Stored data entries
----------

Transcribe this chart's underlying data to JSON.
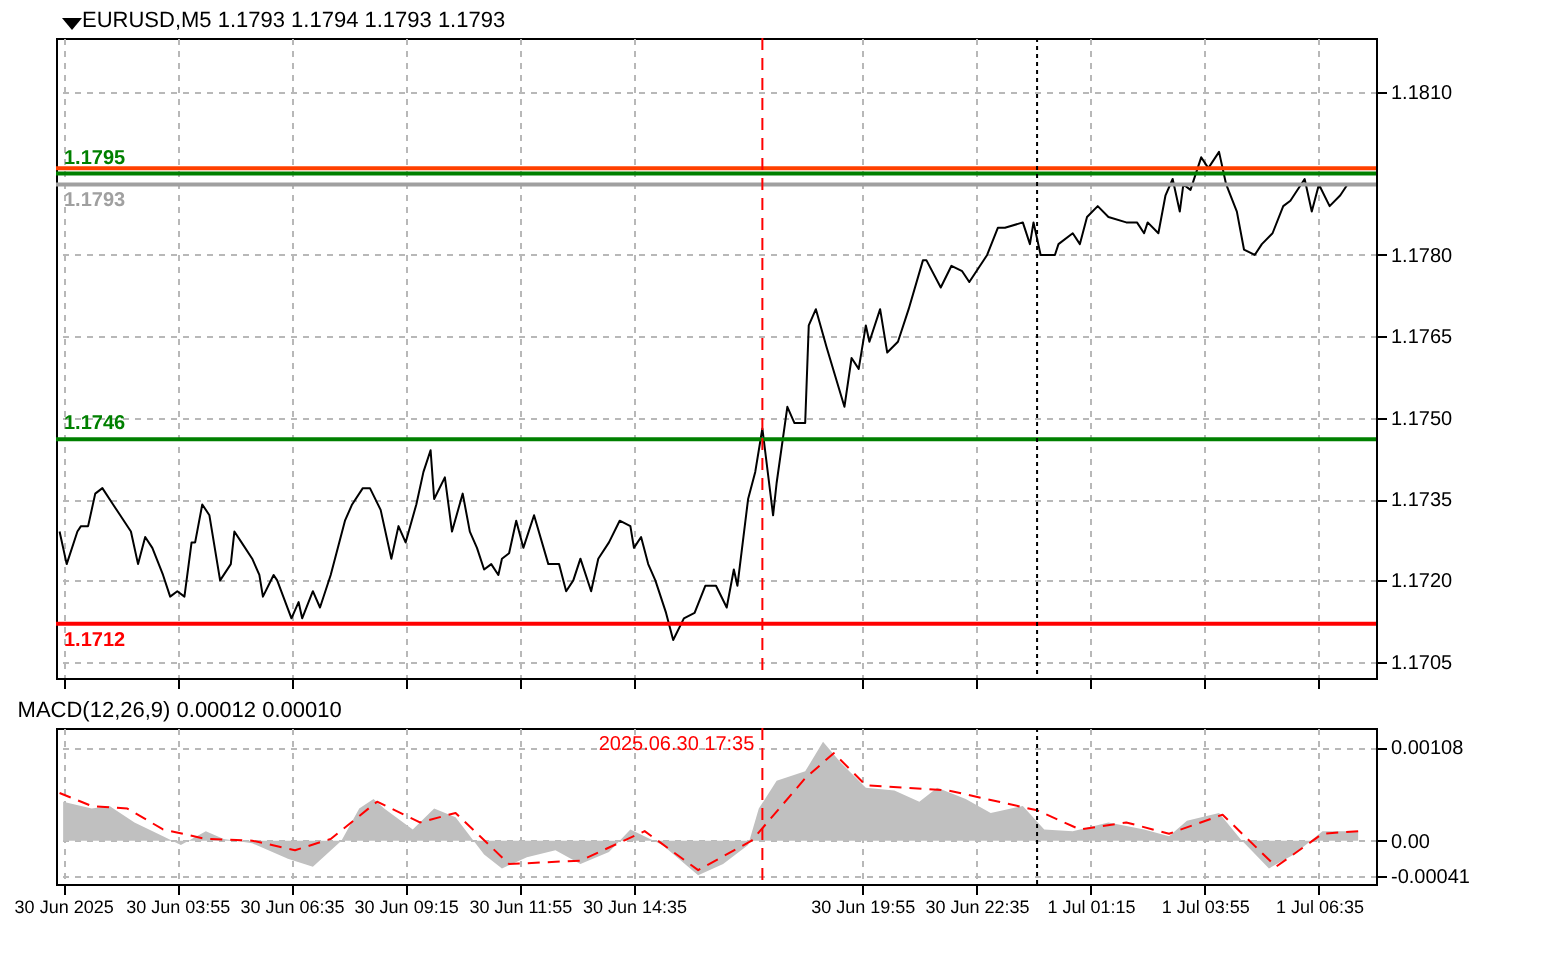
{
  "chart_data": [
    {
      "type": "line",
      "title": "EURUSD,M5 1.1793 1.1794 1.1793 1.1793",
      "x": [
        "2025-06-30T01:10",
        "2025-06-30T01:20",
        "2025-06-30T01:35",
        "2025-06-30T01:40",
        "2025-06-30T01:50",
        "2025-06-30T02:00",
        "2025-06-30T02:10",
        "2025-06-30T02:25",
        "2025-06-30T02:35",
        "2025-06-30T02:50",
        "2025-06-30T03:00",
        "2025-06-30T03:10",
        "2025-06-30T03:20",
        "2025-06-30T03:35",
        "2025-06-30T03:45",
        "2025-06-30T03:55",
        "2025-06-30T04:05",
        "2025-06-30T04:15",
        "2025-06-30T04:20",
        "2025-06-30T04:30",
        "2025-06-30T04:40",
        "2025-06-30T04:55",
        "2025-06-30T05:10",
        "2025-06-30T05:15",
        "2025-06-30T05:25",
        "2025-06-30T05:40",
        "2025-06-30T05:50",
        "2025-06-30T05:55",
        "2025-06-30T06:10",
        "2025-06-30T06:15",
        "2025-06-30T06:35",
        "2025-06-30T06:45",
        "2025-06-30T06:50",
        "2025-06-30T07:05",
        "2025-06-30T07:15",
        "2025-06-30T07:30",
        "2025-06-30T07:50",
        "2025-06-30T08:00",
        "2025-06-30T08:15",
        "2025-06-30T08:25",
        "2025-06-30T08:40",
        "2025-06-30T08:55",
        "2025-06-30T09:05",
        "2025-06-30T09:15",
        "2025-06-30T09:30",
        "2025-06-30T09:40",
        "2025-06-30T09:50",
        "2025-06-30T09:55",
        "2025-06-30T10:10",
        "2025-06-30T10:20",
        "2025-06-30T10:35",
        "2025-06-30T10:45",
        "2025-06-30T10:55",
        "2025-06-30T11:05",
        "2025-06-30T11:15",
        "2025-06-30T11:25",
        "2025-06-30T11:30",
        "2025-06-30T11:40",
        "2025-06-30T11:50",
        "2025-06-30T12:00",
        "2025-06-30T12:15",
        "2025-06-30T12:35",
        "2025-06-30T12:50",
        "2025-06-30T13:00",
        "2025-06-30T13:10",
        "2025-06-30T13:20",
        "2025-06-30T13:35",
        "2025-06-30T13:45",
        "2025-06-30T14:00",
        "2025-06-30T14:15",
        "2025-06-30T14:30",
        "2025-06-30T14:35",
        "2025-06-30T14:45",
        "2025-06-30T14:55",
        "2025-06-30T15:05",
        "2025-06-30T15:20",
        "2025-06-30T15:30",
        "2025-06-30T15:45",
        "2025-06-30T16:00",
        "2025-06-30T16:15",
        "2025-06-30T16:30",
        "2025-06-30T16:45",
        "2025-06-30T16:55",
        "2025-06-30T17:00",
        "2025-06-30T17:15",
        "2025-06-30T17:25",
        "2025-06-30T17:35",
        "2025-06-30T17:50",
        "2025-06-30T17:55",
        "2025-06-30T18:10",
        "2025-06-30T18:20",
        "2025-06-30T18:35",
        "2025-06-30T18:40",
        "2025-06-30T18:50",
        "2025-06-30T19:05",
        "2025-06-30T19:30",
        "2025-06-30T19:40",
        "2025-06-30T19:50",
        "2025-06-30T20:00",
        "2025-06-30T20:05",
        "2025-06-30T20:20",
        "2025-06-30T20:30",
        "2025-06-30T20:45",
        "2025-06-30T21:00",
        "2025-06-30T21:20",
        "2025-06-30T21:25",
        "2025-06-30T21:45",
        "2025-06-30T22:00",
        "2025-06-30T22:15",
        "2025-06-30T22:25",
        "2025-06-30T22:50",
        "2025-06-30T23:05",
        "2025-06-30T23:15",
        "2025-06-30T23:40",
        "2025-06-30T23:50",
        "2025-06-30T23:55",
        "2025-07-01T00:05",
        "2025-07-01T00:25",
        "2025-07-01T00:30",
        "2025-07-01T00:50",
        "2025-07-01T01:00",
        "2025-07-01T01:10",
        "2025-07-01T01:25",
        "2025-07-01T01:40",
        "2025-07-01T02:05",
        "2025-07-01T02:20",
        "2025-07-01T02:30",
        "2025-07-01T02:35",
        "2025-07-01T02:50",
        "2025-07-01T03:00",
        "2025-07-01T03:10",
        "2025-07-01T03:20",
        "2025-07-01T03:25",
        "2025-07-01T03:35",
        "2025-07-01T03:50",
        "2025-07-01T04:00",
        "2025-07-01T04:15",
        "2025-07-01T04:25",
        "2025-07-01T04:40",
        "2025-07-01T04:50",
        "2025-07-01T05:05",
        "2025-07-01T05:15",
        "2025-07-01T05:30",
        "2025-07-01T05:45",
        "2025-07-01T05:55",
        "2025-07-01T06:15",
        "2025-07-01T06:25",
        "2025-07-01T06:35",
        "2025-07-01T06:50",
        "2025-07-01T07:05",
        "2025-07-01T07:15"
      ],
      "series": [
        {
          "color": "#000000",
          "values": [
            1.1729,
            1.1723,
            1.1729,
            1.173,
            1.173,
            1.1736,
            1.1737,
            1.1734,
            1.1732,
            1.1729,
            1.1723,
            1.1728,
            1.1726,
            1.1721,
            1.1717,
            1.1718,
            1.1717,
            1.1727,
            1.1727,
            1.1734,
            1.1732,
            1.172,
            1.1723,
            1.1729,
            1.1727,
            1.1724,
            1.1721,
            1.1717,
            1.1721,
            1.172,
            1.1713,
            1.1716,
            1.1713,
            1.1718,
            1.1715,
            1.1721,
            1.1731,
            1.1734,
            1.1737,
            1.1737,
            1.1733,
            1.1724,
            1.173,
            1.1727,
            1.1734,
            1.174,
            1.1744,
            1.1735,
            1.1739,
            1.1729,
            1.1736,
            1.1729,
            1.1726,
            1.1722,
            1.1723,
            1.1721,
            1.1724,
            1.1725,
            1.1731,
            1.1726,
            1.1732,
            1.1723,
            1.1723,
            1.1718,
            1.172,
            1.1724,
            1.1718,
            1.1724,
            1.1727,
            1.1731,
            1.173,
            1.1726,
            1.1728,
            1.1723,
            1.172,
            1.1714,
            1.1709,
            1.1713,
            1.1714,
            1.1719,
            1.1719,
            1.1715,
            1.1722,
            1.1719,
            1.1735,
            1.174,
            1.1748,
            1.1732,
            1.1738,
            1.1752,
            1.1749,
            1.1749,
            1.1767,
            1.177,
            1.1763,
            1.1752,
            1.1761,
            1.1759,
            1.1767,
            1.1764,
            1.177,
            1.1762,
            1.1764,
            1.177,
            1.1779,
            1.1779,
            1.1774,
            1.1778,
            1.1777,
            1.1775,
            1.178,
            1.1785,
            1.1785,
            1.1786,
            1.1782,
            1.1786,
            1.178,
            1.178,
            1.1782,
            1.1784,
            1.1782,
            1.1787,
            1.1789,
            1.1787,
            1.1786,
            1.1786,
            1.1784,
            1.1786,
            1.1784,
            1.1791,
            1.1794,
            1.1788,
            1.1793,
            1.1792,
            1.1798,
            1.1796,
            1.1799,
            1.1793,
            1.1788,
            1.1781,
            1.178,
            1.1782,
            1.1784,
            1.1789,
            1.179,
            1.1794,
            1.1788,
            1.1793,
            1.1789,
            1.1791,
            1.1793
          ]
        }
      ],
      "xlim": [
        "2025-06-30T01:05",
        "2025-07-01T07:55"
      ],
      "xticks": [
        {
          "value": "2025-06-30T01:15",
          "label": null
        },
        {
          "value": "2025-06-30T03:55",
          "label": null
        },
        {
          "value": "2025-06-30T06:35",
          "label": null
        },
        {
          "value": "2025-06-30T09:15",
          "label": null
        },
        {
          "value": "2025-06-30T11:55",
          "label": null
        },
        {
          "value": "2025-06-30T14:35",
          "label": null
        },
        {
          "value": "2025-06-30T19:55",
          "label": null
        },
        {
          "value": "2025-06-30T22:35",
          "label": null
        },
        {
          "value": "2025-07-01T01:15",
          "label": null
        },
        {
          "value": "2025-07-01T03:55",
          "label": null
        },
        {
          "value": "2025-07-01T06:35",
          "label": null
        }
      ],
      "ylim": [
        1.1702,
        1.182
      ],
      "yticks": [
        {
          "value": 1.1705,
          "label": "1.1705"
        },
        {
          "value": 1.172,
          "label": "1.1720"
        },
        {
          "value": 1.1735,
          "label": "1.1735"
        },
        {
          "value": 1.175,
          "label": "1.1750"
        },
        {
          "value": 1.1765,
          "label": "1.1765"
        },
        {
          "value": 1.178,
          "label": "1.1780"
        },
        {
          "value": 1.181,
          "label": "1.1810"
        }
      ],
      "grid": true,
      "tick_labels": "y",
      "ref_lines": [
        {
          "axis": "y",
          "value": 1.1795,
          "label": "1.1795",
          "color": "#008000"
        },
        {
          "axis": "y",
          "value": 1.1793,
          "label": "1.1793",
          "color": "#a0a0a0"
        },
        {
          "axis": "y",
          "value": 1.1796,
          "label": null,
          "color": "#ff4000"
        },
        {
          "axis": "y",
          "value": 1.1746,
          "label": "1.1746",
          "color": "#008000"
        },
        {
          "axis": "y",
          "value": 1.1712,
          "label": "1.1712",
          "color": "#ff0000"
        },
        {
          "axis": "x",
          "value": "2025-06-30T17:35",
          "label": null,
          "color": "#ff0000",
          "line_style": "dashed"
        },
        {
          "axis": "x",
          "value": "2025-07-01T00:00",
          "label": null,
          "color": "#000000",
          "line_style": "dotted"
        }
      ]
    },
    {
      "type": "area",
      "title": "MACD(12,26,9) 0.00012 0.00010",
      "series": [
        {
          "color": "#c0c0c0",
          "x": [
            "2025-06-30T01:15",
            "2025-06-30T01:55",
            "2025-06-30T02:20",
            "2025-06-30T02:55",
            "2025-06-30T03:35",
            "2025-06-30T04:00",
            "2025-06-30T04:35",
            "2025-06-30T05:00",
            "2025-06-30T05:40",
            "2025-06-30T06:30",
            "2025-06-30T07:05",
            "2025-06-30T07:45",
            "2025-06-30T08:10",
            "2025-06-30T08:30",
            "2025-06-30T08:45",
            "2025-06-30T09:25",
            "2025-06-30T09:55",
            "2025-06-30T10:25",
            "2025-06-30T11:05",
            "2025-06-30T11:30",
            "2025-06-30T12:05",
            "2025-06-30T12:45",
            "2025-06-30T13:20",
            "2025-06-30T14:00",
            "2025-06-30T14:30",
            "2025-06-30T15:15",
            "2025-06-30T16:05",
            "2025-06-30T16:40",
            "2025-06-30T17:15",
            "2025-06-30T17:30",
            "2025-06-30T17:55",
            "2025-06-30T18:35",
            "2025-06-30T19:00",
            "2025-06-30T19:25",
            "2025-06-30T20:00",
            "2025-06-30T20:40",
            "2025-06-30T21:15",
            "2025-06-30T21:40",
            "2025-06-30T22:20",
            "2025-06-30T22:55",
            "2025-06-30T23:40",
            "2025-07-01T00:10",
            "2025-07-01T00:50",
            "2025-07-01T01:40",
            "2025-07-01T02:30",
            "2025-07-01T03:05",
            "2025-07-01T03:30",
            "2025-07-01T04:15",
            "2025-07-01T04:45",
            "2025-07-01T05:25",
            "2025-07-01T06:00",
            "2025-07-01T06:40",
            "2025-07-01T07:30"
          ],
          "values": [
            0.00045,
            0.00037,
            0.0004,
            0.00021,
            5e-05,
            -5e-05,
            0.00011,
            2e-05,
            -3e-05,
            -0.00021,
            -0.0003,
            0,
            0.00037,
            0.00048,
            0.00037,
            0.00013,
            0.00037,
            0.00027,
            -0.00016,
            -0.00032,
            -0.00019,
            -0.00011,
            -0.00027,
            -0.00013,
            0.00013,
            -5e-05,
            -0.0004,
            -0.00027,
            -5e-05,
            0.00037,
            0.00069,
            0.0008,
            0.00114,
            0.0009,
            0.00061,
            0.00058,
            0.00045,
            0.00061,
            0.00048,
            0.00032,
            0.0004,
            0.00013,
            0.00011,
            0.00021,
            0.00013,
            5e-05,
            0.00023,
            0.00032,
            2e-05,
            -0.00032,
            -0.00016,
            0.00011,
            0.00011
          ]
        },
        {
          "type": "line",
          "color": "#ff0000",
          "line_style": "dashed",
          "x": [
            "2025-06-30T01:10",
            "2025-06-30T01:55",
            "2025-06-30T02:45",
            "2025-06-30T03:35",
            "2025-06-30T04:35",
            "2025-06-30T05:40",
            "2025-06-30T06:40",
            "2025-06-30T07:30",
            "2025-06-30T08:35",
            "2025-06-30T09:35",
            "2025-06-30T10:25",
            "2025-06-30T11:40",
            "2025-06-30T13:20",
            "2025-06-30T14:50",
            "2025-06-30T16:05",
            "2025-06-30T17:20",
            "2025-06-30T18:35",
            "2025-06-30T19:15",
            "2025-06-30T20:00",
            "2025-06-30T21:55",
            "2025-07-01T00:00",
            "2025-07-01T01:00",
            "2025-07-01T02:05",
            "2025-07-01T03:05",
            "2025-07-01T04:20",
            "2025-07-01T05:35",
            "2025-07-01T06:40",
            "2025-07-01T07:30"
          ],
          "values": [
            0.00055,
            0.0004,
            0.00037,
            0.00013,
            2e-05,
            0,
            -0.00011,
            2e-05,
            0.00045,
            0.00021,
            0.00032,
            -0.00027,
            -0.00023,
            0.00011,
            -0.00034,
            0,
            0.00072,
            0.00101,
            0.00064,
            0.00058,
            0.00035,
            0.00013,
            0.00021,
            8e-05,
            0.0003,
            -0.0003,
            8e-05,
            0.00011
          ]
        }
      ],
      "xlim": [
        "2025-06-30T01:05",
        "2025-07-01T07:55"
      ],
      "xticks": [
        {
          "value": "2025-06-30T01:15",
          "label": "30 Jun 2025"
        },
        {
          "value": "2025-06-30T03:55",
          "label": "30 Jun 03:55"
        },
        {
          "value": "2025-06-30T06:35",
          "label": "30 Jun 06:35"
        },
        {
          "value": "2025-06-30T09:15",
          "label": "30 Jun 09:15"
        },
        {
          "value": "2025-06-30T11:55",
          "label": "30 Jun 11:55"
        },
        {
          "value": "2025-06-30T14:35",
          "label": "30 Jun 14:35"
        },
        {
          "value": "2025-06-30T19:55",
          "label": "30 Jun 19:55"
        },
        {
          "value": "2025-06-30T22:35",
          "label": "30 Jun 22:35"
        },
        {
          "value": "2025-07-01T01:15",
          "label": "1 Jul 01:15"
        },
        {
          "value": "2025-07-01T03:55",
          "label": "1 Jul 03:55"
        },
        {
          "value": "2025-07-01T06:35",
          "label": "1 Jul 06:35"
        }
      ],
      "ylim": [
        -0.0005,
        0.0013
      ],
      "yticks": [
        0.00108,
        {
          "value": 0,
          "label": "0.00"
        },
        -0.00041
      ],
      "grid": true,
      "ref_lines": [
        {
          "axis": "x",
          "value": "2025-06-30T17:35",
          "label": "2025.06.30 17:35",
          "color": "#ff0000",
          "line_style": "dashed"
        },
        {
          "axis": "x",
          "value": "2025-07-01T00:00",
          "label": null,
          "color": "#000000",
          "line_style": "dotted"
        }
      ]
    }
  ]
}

----------

[Task requirements]: Go through the records above, find every line with the word "title", and list those lines.

[Worked solution]:
      "title": "EURUSD,M5 1.1793 1.1794 1.1793 1.1793",
      "title": "MACD(12,26,9) 0.00012 0.00010",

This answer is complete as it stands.